§ **Exercise goal**
Transcribe every line exactly. Leave the pictures behind.

§ **Extracted information**
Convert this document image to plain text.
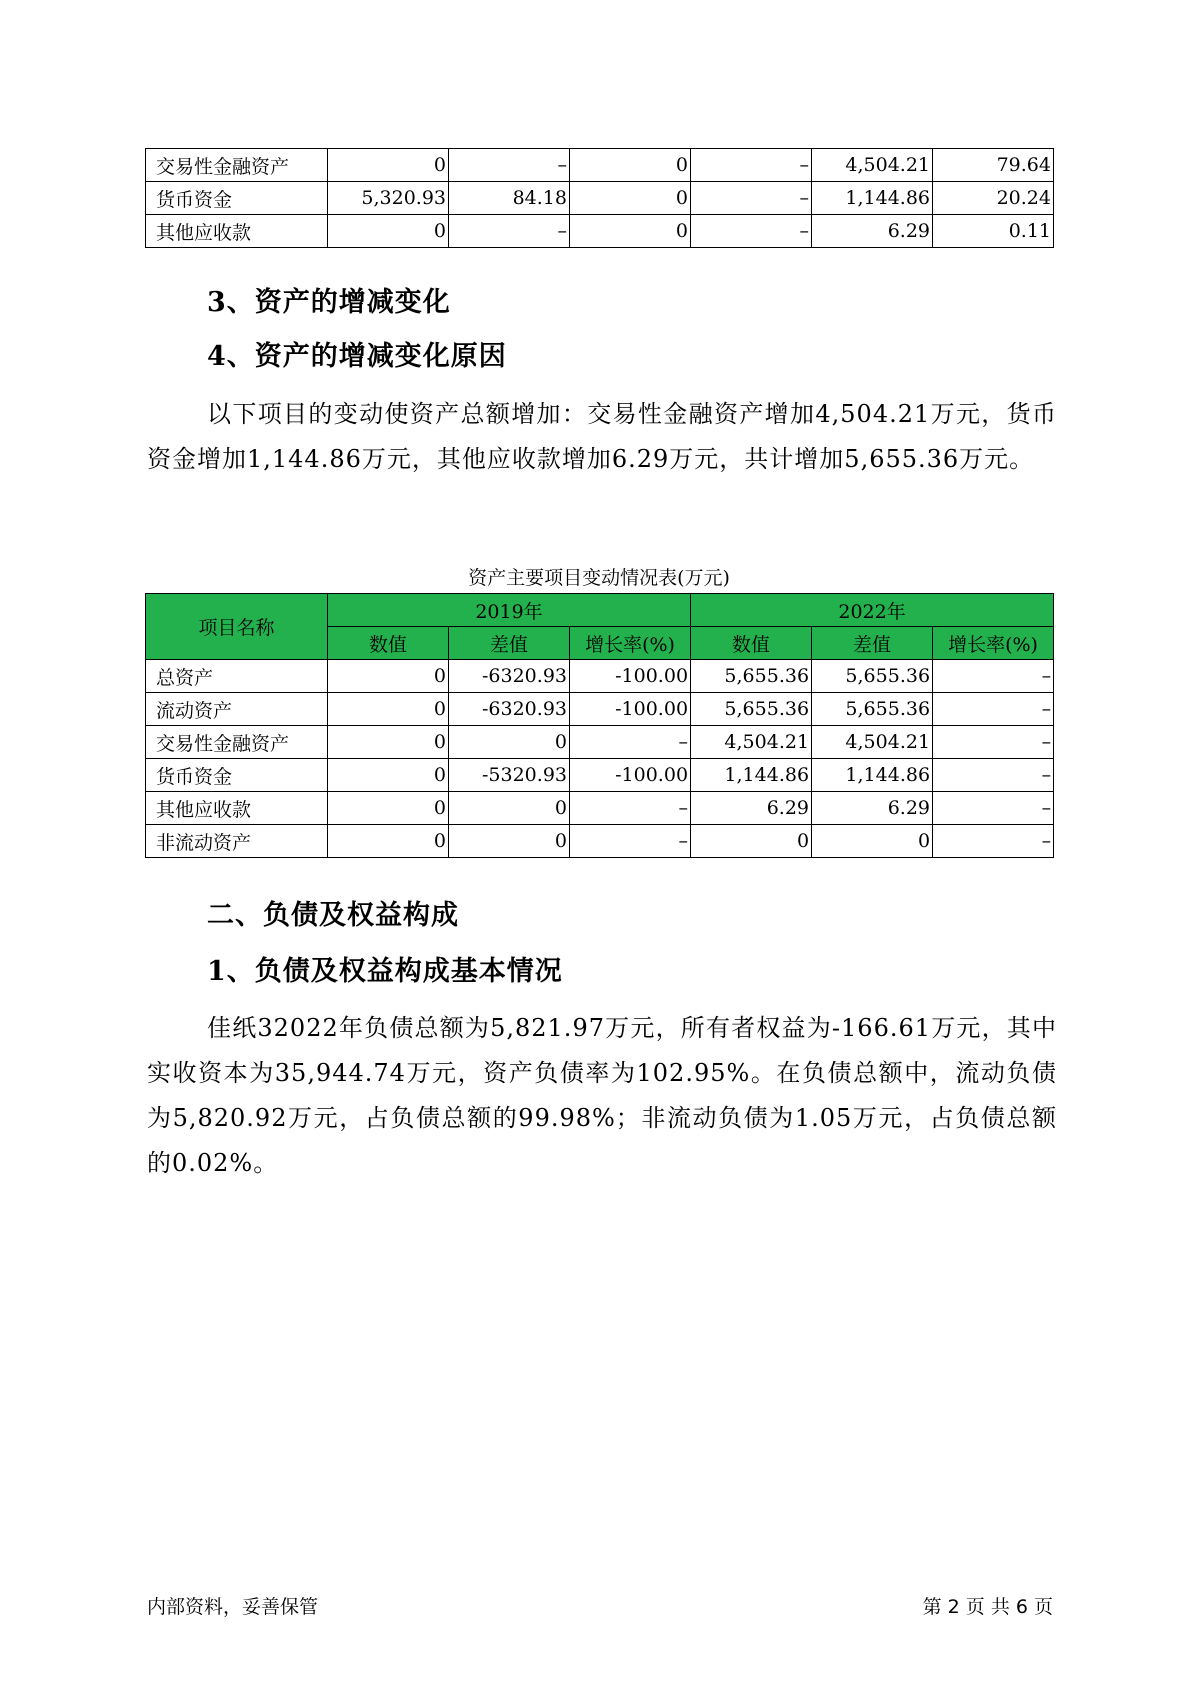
交易性金融资产	0	–	0	–	4,504.21	79.64
货币资金	5,320.93	84.18	0	–	1,144.86	20.24
其他应收款	0	–	0	–	6.29	0.11
3、资产的增减变化
4、资产的增减变化原因

以下项目的变动使资产总额增加：交易性金融资产增加4,504.21万元，货币资金增加1,144.86万元，其他应收款增加6.29万元，共计增加5,655.36万元。

资产主要项目变动情况表(万元)

项目名称	2019年			2022年		
	数值	差值	增长率(%)	数值	差值	增长率(%)
总资产	0	-6320.93	-100.00	5,655.36	5,655.36	–
流动资产	0	-6320.93	-100.00	5,655.36	5,655.36	–
交易性金融资产	0	0	–	4,504.21	4,504.21	–
货币资金	0	-5320.93	-100.00	1,144.86	1,144.86	–
其他应收款	0	0	–	6.29	6.29	–
非流动资产	0	0	–	0	0	–
二、负债及权益构成
1、负债及权益构成基本情况

佳纸32022年负债总额为5,821.97万元，所有者权益为-166.61万元，其中实收资本为35,944.74万元，资产负债率为102.95%。在负债总额中，流动负债为5,820.92万元，占负债总额的99.98%；非流动负债为1.05万元，占负债总额的0.02%。

内部资料，妥善保管	第 2 页 共 6 页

§ **Task answer**
Convert this document image to plain text.
交易性金融资产	0	–	0	–	4,504.21	79.64
货币资金	5,320.93	84.18	0	–	1,144.86	20.24
其他应收款	0	–	0	–	6.29	0.11
3、资产的增减变化
4、资产的增减变化原因

以下项目的变动使资产总额增加：交易性金融资产增加4,504.21万元，货币资金增加1,144.86万元，其他应收款增加6.29万元，共计增加5,655.36万元。

资产主要项目变动情况表(万元)

项目名称	2019年			2022年		
	数值	差值	增长率(%)	数值	差值	增长率(%)
总资产	0	-6320.93	-100.00	5,655.36	5,655.36	–
流动资产	0	-6320.93	-100.00	5,655.36	5,655.36	–
交易性金融资产	0	0	–	4,504.21	4,504.21	–
货币资金	0	-5320.93	-100.00	1,144.86	1,144.86	–
其他应收款	0	0	–	6.29	6.29	–
非流动资产	0	0	–	0	0	–
二、负债及权益构成
1、负债及权益构成基本情况

佳纸32022年负债总额为5,821.97万元，所有者权益为-166.61万元，其中实收资本为35,944.74万元，资产负债率为102.95%。在负债总额中，流动负债为5,820.92万元，占负债总额的99.98%；非流动负债为1.05万元，占负债总额的0.02%。

内部资料，妥善保管	第 2 页 共 6 页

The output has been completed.